■ PROBLEM STATEMENT ■
Go through the data below. List every line that holds the word "designs".
______
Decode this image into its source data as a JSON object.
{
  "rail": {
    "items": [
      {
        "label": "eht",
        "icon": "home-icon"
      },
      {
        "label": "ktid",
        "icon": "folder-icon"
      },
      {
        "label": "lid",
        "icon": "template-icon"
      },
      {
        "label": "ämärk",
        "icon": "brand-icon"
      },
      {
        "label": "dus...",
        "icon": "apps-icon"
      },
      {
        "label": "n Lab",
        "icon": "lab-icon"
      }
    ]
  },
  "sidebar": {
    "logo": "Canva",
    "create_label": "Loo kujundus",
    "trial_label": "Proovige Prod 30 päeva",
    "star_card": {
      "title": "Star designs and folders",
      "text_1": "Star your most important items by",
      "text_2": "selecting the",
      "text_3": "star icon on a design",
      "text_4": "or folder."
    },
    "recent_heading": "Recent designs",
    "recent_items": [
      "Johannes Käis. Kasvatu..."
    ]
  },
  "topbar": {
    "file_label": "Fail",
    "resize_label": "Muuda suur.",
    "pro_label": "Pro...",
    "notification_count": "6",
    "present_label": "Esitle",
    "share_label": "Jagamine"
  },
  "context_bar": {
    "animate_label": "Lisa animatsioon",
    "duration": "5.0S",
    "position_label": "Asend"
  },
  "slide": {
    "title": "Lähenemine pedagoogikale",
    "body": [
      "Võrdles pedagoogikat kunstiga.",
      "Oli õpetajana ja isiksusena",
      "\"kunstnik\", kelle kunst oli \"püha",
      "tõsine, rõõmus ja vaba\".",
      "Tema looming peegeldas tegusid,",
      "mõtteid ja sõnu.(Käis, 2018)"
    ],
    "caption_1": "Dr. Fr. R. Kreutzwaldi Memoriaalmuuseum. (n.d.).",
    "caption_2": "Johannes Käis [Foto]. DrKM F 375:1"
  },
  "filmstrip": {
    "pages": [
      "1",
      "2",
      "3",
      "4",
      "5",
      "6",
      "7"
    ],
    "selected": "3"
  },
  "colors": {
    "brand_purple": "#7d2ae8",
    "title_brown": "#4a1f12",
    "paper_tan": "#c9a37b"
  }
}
______
■ FULL SOLUTION ■
      "title": "Star designs and folders",
    "recent_heading": "Recent designs",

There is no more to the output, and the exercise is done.